(Items from a data source)
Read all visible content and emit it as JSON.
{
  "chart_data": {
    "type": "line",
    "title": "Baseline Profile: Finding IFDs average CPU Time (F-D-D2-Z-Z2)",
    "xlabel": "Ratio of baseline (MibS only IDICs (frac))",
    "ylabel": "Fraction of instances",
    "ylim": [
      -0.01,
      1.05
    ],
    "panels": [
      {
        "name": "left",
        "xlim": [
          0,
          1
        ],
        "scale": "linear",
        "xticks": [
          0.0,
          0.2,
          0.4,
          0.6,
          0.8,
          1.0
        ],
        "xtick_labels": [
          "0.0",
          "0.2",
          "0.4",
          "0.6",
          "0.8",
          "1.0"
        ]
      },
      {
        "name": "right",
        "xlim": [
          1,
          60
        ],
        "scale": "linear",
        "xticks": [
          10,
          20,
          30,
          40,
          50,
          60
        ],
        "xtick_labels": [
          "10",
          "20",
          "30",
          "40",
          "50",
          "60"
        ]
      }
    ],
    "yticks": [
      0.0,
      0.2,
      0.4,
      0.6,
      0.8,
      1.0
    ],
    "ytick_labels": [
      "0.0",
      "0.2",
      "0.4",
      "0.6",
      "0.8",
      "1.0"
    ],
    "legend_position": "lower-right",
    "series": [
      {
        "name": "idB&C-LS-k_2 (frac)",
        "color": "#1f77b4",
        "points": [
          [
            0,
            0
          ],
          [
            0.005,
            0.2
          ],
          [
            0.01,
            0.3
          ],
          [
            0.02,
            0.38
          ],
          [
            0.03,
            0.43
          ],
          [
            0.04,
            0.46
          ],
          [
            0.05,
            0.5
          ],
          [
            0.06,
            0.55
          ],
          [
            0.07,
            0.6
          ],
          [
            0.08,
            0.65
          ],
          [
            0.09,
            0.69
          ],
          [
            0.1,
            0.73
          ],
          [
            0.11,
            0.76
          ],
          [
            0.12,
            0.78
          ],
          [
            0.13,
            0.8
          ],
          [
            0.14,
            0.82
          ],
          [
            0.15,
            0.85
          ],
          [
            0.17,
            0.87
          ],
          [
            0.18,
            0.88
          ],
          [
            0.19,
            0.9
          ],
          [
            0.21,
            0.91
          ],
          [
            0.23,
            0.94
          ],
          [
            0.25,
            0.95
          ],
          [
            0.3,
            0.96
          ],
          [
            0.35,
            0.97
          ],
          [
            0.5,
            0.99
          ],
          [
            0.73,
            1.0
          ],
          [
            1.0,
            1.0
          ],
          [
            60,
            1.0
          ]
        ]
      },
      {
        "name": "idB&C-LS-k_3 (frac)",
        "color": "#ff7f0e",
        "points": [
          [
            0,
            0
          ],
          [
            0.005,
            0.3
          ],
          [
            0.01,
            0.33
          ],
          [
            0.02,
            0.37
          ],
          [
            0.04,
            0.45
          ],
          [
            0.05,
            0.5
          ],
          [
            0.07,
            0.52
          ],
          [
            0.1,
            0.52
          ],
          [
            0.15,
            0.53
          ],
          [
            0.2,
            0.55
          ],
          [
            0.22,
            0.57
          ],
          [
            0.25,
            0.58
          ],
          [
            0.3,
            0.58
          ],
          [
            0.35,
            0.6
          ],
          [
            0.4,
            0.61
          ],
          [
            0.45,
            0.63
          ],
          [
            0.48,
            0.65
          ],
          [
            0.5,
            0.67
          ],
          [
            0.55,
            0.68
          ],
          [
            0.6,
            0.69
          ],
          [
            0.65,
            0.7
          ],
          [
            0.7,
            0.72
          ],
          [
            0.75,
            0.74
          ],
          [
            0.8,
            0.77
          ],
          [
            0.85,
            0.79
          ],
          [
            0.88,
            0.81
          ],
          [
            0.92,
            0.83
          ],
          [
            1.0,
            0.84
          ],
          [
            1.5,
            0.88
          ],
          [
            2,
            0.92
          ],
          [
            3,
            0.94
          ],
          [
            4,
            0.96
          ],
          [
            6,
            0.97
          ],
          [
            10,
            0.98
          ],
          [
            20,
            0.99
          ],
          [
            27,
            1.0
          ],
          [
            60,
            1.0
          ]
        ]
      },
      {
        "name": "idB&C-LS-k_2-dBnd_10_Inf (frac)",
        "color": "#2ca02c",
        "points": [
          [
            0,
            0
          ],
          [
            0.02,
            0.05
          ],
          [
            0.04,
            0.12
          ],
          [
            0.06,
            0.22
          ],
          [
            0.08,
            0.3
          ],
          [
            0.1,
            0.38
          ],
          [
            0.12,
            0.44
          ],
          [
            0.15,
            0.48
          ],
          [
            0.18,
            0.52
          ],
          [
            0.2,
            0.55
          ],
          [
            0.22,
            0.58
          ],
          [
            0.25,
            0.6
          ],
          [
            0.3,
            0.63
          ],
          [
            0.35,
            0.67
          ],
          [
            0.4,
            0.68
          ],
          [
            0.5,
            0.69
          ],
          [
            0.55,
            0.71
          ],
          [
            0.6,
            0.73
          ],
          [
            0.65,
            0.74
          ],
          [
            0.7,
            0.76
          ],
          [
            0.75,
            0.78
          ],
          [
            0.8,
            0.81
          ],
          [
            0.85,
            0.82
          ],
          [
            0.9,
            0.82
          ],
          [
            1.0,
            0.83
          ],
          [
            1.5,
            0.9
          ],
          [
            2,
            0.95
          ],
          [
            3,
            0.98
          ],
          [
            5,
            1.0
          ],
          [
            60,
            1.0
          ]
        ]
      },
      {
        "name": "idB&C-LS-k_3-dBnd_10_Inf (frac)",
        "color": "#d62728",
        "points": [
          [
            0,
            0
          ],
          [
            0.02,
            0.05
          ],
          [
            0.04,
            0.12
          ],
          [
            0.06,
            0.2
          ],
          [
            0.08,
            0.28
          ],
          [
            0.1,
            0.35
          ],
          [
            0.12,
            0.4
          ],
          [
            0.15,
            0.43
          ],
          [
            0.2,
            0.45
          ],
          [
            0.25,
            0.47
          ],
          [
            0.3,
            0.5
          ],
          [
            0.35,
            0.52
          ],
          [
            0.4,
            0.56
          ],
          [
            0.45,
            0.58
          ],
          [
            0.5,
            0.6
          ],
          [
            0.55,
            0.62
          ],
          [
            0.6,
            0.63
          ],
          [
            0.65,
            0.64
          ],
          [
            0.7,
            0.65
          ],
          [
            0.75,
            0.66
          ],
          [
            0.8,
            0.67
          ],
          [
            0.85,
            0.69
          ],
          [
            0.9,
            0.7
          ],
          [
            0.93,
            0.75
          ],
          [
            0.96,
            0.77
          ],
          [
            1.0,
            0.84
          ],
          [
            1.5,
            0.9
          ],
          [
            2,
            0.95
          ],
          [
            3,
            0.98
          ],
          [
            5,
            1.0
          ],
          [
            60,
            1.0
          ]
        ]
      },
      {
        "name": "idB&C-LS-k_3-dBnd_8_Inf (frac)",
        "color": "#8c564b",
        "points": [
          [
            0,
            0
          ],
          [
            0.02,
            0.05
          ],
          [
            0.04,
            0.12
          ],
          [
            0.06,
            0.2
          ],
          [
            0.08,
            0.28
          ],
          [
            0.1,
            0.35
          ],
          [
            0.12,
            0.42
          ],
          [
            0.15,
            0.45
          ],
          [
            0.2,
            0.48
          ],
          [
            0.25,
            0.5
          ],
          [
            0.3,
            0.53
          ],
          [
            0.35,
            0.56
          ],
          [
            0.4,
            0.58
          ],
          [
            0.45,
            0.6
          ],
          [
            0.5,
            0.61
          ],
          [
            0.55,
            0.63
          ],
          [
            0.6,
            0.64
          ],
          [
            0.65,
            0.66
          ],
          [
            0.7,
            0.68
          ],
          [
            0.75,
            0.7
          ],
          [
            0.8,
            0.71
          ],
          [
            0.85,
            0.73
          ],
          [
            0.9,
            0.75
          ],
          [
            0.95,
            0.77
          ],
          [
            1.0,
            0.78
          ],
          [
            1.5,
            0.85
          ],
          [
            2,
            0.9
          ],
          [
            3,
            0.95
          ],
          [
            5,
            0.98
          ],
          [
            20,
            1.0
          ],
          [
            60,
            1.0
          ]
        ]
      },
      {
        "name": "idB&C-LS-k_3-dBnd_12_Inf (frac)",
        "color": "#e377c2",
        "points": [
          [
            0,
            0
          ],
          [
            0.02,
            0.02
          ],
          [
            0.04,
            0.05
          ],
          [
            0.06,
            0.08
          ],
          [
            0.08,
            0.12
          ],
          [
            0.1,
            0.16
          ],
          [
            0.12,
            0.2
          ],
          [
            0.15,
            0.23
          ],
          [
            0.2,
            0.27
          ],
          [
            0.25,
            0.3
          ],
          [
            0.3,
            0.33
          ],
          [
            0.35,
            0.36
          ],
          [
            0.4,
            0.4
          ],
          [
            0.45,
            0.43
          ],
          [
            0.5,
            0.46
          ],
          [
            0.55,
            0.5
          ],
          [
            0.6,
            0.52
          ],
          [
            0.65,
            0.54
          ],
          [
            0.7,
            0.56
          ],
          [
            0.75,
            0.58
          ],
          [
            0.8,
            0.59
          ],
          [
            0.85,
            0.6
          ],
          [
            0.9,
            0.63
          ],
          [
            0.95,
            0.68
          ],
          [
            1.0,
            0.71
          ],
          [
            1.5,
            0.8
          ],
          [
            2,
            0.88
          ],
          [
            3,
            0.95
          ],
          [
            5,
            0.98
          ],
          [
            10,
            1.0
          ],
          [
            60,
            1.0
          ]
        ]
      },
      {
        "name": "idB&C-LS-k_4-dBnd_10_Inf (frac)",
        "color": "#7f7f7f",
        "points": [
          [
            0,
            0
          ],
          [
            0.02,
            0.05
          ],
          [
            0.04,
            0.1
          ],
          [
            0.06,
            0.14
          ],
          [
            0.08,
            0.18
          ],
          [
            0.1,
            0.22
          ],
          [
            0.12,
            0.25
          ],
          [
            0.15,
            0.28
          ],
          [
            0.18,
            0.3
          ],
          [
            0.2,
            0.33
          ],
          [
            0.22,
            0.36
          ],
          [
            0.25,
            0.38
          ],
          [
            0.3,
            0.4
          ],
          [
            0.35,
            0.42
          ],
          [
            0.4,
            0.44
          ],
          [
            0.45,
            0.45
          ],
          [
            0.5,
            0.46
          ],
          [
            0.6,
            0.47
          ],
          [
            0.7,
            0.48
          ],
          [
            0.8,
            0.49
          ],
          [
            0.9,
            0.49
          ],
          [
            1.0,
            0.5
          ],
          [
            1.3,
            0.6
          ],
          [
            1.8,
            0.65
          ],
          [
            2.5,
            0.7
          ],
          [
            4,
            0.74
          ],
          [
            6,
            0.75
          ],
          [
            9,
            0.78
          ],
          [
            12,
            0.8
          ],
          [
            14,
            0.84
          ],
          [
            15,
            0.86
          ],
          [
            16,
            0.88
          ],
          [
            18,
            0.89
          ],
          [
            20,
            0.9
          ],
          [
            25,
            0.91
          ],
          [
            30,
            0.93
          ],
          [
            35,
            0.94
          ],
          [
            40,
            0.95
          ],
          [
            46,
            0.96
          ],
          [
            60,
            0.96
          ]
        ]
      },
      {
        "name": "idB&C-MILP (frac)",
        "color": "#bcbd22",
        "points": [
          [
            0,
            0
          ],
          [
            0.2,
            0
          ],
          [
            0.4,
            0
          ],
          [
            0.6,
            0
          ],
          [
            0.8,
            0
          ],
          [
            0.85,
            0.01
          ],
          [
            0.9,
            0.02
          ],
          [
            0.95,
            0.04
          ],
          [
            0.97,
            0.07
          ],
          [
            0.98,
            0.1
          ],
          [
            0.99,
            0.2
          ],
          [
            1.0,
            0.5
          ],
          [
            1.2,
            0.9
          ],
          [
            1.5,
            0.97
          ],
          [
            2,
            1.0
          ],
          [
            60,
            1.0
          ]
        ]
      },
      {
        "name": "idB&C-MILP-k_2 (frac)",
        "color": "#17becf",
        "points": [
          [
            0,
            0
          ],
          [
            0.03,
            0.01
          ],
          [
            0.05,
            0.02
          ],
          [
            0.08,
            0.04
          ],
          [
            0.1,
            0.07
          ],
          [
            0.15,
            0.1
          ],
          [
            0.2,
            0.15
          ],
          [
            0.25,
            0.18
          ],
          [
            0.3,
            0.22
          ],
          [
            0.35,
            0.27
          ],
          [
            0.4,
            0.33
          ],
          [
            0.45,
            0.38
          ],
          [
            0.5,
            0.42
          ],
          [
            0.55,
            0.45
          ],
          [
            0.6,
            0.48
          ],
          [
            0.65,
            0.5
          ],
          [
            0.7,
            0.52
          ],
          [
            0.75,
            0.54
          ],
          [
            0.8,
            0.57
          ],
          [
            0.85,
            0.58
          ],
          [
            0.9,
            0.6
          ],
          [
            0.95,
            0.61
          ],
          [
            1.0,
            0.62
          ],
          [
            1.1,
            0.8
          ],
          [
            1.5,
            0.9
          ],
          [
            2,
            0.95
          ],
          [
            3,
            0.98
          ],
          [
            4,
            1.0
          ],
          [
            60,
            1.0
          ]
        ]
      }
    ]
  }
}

EXERCISE REQUIREMENTS>
Filter the data, keeping only the lines that contain "MILP".

WRITTEN RESPONSE>
        "name": "idB&C-MILP (frac)",
        "name": "idB&C-MILP-k_2 (frac)",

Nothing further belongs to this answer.